> **Problem details**: Please transcribe the records precisely; pictures stay out of your copy.
# START OF Records provided
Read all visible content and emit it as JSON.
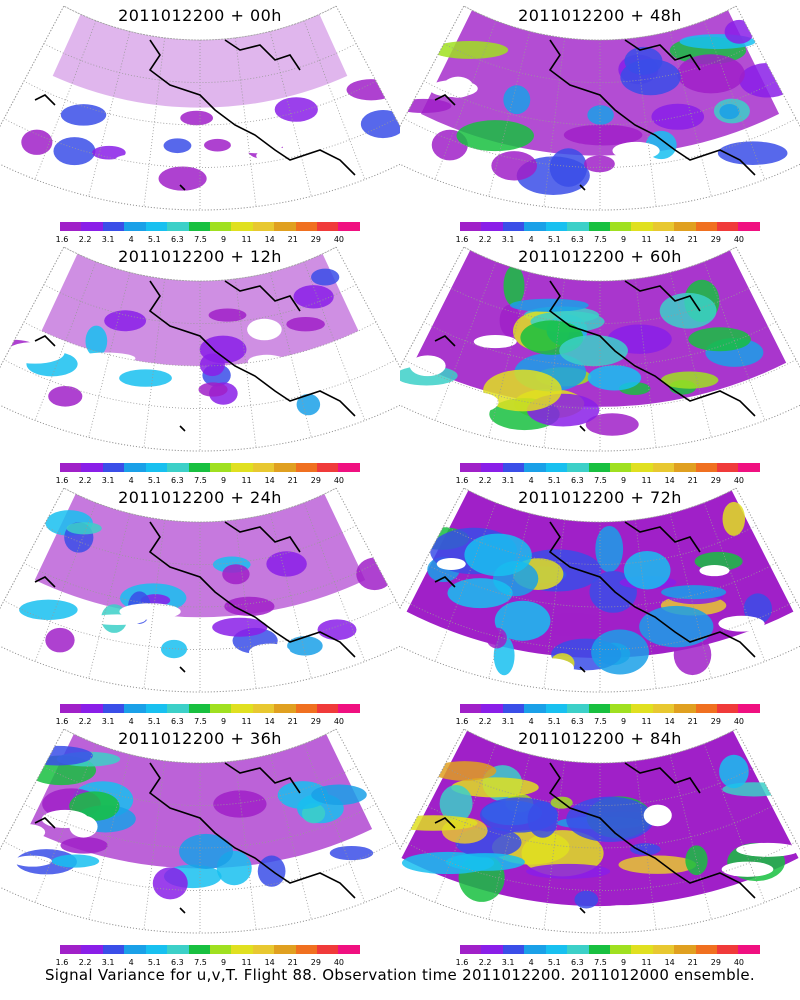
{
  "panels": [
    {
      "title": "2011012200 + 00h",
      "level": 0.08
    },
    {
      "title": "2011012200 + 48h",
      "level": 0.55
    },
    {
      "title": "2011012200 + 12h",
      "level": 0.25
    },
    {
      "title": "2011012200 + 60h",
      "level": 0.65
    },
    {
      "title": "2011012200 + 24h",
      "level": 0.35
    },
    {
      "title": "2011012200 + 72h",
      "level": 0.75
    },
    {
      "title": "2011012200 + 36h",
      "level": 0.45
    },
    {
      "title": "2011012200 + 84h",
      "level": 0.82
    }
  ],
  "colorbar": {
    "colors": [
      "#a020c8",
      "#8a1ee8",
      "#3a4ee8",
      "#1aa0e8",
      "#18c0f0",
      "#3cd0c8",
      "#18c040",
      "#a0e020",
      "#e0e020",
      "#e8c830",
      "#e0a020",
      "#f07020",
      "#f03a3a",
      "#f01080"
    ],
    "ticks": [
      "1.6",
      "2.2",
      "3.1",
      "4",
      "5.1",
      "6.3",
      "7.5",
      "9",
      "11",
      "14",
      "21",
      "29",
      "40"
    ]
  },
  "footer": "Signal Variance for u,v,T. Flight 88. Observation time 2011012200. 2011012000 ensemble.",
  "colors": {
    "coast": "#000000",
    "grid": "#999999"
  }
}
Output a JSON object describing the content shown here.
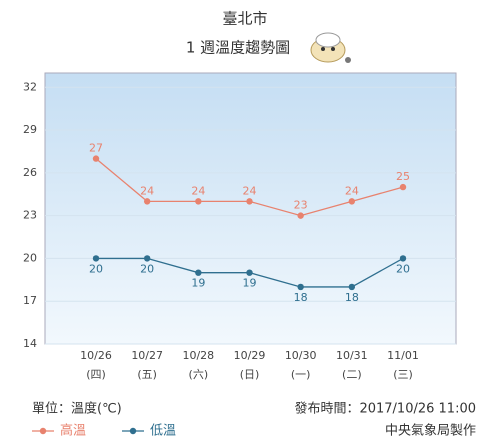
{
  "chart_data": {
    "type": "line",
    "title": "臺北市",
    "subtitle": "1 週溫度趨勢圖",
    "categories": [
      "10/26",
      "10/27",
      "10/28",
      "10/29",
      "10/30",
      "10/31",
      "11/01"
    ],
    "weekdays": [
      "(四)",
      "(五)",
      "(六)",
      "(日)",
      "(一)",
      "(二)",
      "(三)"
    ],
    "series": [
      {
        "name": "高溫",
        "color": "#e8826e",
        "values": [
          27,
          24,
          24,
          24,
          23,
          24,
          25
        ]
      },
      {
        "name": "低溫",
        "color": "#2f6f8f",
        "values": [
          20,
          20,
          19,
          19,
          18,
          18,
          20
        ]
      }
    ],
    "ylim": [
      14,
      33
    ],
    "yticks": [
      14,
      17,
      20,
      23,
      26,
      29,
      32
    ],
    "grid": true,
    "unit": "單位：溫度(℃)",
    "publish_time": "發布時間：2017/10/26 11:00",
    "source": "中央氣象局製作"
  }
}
# END OF Records provided
> **Answer for this exercise**:
Read all visible content and emit it as JSON.
{
  "panels": [
    {
      "title": "2011012200 + 00h",
      "level": 0.08
    },
    {
      "title": "2011012200 + 48h",
      "level": 0.55
    },
    {
      "title": "2011012200 + 12h",
      "level": 0.25
    },
    {
      "title": "2011012200 + 60h",
      "level": 0.65
    },
    {
      "title": "2011012200 + 24h",
      "level": 0.35
    },
    {
      "title": "2011012200 + 72h",
      "level": 0.75
    },
    {
      "title": "2011012200 + 36h",
      "level": 0.45
    },
    {
      "title": "2011012200 + 84h",
      "level": 0.82
    }
  ],
  "colorbar": {
    "colors": [
      "#a020c8",
      "#8a1ee8",
      "#3a4ee8",
      "#1aa0e8",
      "#18c0f0",
      "#3cd0c8",
      "#18c040",
      "#a0e020",
      "#e0e020",
      "#e8c830",
      "#e0a020",
      "#f07020",
      "#f03a3a",
      "#f01080"
    ],
    "ticks": [
      "1.6",
      "2.2",
      "3.1",
      "4",
      "5.1",
      "6.3",
      "7.5",
      "9",
      "11",
      "14",
      "21",
      "29",
      "40"
    ]
  },
  "footer": "Signal Variance for u,v,T. Flight 88. Observation time 2011012200. 2011012000 ensemble.",
  "colors": {
    "coast": "#000000",
    "grid": "#999999"
  }
}
Output a JSON object describing the content shown here.
{
  "chart_data": {
    "type": "line",
    "title": "臺北市",
    "subtitle": "1 週溫度趨勢圖",
    "categories": [
      "10/26",
      "10/27",
      "10/28",
      "10/29",
      "10/30",
      "10/31",
      "11/01"
    ],
    "weekdays": [
      "(四)",
      "(五)",
      "(六)",
      "(日)",
      "(一)",
      "(二)",
      "(三)"
    ],
    "series": [
      {
        "name": "高溫",
        "color": "#e8826e",
        "values": [
          27,
          24,
          24,
          24,
          23,
          24,
          25
        ]
      },
      {
        "name": "低溫",
        "color": "#2f6f8f",
        "values": [
          20,
          20,
          19,
          19,
          18,
          18,
          20
        ]
      }
    ],
    "ylim": [
      14,
      33
    ],
    "yticks": [
      14,
      17,
      20,
      23,
      26,
      29,
      32
    ],
    "grid": true,
    "unit": "單位：溫度(℃)",
    "publish_time": "發布時間：2017/10/26 11:00",
    "source": "中央氣象局製作"
  }
}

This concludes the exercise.